**PROBLEM REQUIREMENTS:**
Retype every line from the one containing "Enumerate this screenshot's" through the last line of the records below, both included; leave out the pictures.
○ ○ ○ ○
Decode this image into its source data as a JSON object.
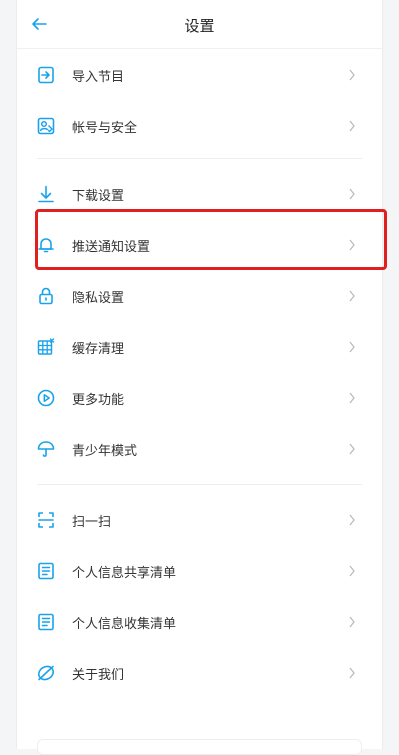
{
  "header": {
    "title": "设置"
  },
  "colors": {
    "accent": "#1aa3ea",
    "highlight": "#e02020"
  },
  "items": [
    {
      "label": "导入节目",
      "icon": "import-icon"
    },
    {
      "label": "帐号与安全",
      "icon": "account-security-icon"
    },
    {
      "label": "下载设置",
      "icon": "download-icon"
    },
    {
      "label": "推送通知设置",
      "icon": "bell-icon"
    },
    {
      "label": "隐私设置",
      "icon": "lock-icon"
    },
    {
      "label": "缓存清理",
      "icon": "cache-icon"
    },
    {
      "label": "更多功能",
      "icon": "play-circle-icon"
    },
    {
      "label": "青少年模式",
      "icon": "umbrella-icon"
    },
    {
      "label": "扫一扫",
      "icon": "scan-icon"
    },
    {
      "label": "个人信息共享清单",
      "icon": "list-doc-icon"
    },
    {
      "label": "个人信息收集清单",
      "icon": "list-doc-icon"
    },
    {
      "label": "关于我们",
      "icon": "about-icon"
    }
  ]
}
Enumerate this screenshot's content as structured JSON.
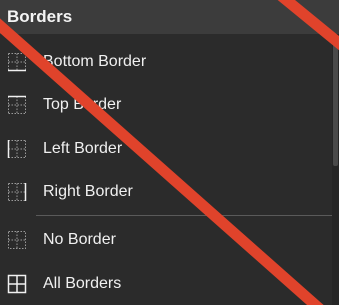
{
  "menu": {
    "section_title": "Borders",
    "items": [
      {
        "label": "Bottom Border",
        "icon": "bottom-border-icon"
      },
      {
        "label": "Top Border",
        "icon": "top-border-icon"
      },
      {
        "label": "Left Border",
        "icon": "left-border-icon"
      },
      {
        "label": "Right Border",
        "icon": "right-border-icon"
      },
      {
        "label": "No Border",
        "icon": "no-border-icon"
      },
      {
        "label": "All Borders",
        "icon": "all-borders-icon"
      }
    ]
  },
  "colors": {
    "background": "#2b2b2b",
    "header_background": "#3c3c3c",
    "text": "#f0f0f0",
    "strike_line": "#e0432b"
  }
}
○ ○ ○ ○
**EXERCISE SOLUTION:**
Enumerate this screenshot's content as structured JSON.
{
  "menu": {
    "section_title": "Borders",
    "items": [
      {
        "label": "Bottom Border",
        "icon": "bottom-border-icon"
      },
      {
        "label": "Top Border",
        "icon": "top-border-icon"
      },
      {
        "label": "Left Border",
        "icon": "left-border-icon"
      },
      {
        "label": "Right Border",
        "icon": "right-border-icon"
      },
      {
        "label": "No Border",
        "icon": "no-border-icon"
      },
      {
        "label": "All Borders",
        "icon": "all-borders-icon"
      }
    ]
  },
  "colors": {
    "background": "#2b2b2b",
    "header_background": "#3c3c3c",
    "text": "#f0f0f0",
    "strike_line": "#e0432b"
  }
}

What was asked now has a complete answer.